Copy every line of the data exactly, leaving nothing out.

##### SOURCE MATERIAL #####

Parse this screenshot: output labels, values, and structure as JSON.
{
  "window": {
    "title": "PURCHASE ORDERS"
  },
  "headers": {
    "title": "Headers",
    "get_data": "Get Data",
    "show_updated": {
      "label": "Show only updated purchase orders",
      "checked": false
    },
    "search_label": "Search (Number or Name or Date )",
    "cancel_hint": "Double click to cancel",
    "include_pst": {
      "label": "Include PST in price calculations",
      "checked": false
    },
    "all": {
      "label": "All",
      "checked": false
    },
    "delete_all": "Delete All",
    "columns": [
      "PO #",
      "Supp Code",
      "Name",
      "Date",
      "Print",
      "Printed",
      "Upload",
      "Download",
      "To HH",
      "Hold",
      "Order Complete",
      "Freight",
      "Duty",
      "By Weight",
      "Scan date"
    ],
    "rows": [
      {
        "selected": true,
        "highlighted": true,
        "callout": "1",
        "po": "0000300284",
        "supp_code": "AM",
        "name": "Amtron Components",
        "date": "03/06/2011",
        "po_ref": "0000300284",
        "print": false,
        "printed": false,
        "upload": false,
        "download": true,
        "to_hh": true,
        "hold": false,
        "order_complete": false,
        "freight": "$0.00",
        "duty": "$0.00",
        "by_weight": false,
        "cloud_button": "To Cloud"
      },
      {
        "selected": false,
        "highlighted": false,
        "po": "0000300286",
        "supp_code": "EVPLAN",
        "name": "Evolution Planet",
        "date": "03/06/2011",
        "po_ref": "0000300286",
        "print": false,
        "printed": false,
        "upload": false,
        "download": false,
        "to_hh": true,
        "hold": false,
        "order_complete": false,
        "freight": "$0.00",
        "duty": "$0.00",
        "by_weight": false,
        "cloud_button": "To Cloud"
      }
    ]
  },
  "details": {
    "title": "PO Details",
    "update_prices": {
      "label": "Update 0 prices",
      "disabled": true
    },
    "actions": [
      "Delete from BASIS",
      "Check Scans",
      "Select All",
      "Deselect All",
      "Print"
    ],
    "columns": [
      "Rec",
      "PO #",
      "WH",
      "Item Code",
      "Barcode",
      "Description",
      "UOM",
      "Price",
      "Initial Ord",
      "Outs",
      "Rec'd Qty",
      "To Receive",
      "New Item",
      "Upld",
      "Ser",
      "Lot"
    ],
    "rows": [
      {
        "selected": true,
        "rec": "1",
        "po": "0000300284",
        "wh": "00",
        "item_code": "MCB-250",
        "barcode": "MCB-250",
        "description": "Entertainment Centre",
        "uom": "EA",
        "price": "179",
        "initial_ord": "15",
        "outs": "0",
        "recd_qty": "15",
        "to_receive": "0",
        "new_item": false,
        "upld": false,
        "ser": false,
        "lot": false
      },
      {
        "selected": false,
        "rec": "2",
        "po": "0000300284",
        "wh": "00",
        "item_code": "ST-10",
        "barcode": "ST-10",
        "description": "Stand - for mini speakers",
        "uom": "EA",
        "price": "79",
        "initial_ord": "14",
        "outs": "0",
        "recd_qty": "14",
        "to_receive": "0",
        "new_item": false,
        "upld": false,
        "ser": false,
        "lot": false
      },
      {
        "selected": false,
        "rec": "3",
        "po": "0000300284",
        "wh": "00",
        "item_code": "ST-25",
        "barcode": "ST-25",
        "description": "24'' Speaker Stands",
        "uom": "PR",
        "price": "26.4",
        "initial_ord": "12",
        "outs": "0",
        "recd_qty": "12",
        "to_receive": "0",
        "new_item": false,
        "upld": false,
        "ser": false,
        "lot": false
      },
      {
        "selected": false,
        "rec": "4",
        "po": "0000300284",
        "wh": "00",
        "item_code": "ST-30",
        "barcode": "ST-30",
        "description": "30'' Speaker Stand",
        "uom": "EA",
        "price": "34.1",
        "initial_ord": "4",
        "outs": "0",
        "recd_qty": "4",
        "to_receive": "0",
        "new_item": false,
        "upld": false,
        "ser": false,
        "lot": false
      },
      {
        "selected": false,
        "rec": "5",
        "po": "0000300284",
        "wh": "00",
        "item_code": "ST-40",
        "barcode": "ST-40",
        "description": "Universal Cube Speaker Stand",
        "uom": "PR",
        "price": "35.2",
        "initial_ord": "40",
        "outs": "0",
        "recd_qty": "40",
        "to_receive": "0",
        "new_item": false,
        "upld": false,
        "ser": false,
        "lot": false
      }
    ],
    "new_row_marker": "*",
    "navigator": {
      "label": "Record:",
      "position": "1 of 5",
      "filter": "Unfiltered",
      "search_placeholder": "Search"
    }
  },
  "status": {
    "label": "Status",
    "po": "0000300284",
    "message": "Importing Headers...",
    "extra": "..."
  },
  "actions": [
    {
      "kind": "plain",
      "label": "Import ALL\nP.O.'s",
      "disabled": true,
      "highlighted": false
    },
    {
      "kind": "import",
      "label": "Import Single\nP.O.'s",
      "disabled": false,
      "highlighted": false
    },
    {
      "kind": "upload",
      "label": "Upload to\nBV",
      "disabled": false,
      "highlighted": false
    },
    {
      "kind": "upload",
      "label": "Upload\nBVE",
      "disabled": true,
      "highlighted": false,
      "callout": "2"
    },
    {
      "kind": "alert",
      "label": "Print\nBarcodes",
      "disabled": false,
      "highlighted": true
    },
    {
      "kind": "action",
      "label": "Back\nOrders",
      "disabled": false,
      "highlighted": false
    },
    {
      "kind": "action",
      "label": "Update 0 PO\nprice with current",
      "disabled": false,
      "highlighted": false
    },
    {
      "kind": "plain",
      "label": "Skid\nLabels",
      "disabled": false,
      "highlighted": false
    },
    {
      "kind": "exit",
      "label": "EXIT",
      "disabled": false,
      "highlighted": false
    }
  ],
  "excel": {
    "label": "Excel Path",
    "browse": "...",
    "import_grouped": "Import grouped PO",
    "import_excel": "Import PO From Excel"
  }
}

#####

SOLUTION TO THIS PROBLEM:
Parse this screenshot: output labels, values, and structure as JSON.
{
  "window": {
    "title": "PURCHASE ORDERS"
  },
  "headers": {
    "title": "Headers",
    "get_data": "Get Data",
    "show_updated": {
      "label": "Show only updated purchase orders",
      "checked": false
    },
    "search_label": "Search (Number or Name or Date )",
    "cancel_hint": "Double click to cancel",
    "include_pst": {
      "label": "Include PST in price calculations",
      "checked": false
    },
    "all": {
      "label": "All",
      "checked": false
    },
    "delete_all": "Delete All",
    "columns": [
      "PO #",
      "Supp Code",
      "Name",
      "Date",
      "Print",
      "Printed",
      "Upload",
      "Download",
      "To HH",
      "Hold",
      "Order Complete",
      "Freight",
      "Duty",
      "By Weight",
      "Scan date"
    ],
    "rows": [
      {
        "selected": true,
        "highlighted": true,
        "callout": "1",
        "po": "0000300284",
        "supp_code": "AM",
        "name": "Amtron Components",
        "date": "03/06/2011",
        "po_ref": "0000300284",
        "print": false,
        "printed": false,
        "upload": false,
        "download": true,
        "to_hh": true,
        "hold": false,
        "order_complete": false,
        "freight": "$0.00",
        "duty": "$0.00",
        "by_weight": false,
        "cloud_button": "To Cloud"
      },
      {
        "selected": false,
        "highlighted": false,
        "po": "0000300286",
        "supp_code": "EVPLAN",
        "name": "Evolution Planet",
        "date": "03/06/2011",
        "po_ref": "0000300286",
        "print": false,
        "printed": false,
        "upload": false,
        "download": false,
        "to_hh": true,
        "hold": false,
        "order_complete": false,
        "freight": "$0.00",
        "duty": "$0.00",
        "by_weight": false,
        "cloud_button": "To Cloud"
      }
    ]
  },
  "details": {
    "title": "PO Details",
    "update_prices": {
      "label": "Update 0 prices",
      "disabled": true
    },
    "actions": [
      "Delete from BASIS",
      "Check Scans",
      "Select All",
      "Deselect All",
      "Print"
    ],
    "columns": [
      "Rec",
      "PO #",
      "WH",
      "Item Code",
      "Barcode",
      "Description",
      "UOM",
      "Price",
      "Initial Ord",
      "Outs",
      "Rec'd Qty",
      "To Receive",
      "New Item",
      "Upld",
      "Ser",
      "Lot"
    ],
    "rows": [
      {
        "selected": true,
        "rec": "1",
        "po": "0000300284",
        "wh": "00",
        "item_code": "MCB-250",
        "barcode": "MCB-250",
        "description": "Entertainment Centre",
        "uom": "EA",
        "price": "179",
        "initial_ord": "15",
        "outs": "0",
        "recd_qty": "15",
        "to_receive": "0",
        "new_item": false,
        "upld": false,
        "ser": false,
        "lot": false
      },
      {
        "selected": false,
        "rec": "2",
        "po": "0000300284",
        "wh": "00",
        "item_code": "ST-10",
        "barcode": "ST-10",
        "description": "Stand - for mini speakers",
        "uom": "EA",
        "price": "79",
        "initial_ord": "14",
        "outs": "0",
        "recd_qty": "14",
        "to_receive": "0",
        "new_item": false,
        "upld": false,
        "ser": false,
        "lot": false
      },
      {
        "selected": false,
        "rec": "3",
        "po": "0000300284",
        "wh": "00",
        "item_code": "ST-25",
        "barcode": "ST-25",
        "description": "24'' Speaker Stands",
        "uom": "PR",
        "price": "26.4",
        "initial_ord": "12",
        "outs": "0",
        "recd_qty": "12",
        "to_receive": "0",
        "new_item": false,
        "upld": false,
        "ser": false,
        "lot": false
      },
      {
        "selected": false,
        "rec": "4",
        "po": "0000300284",
        "wh": "00",
        "item_code": "ST-30",
        "barcode": "ST-30",
        "description": "30'' Speaker Stand",
        "uom": "EA",
        "price": "34.1",
        "initial_ord": "4",
        "outs": "0",
        "recd_qty": "4",
        "to_receive": "0",
        "new_item": false,
        "upld": false,
        "ser": false,
        "lot": false
      },
      {
        "selected": false,
        "rec": "5",
        "po": "0000300284",
        "wh": "00",
        "item_code": "ST-40",
        "barcode": "ST-40",
        "description": "Universal Cube Speaker Stand",
        "uom": "PR",
        "price": "35.2",
        "initial_ord": "40",
        "outs": "0",
        "recd_qty": "40",
        "to_receive": "0",
        "new_item": false,
        "upld": false,
        "ser": false,
        "lot": false
      }
    ],
    "new_row_marker": "*",
    "navigator": {
      "label": "Record:",
      "position": "1 of 5",
      "filter": "Unfiltered",
      "search_placeholder": "Search"
    }
  },
  "status": {
    "label": "Status",
    "po": "0000300284",
    "message": "Importing Headers...",
    "extra": "..."
  },
  "actions": [
    {
      "kind": "plain",
      "label": "Import ALL\nP.O.'s",
      "disabled": true,
      "highlighted": false
    },
    {
      "kind": "import",
      "label": "Import Single\nP.O.'s",
      "disabled": false,
      "highlighted": false
    },
    {
      "kind": "upload",
      "label": "Upload to\nBV",
      "disabled": false,
      "highlighted": false
    },
    {
      "kind": "upload",
      "label": "Upload\nBVE",
      "disabled": true,
      "highlighted": false,
      "callout": "2"
    },
    {
      "kind": "alert",
      "label": "Print\nBarcodes",
      "disabled": false,
      "highlighted": true
    },
    {
      "kind": "action",
      "label": "Back\nOrders",
      "disabled": false,
      "highlighted": false
    },
    {
      "kind": "action",
      "label": "Update 0 PO\nprice with current",
      "disabled": false,
      "highlighted": false
    },
    {
      "kind": "plain",
      "label": "Skid\nLabels",
      "disabled": false,
      "highlighted": false
    },
    {
      "kind": "exit",
      "label": "EXIT",
      "disabled": false,
      "highlighted": false
    }
  ],
  "excel": {
    "label": "Excel Path",
    "browse": "...",
    "import_grouped": "Import grouped PO",
    "import_excel": "Import PO From Excel"
  }
}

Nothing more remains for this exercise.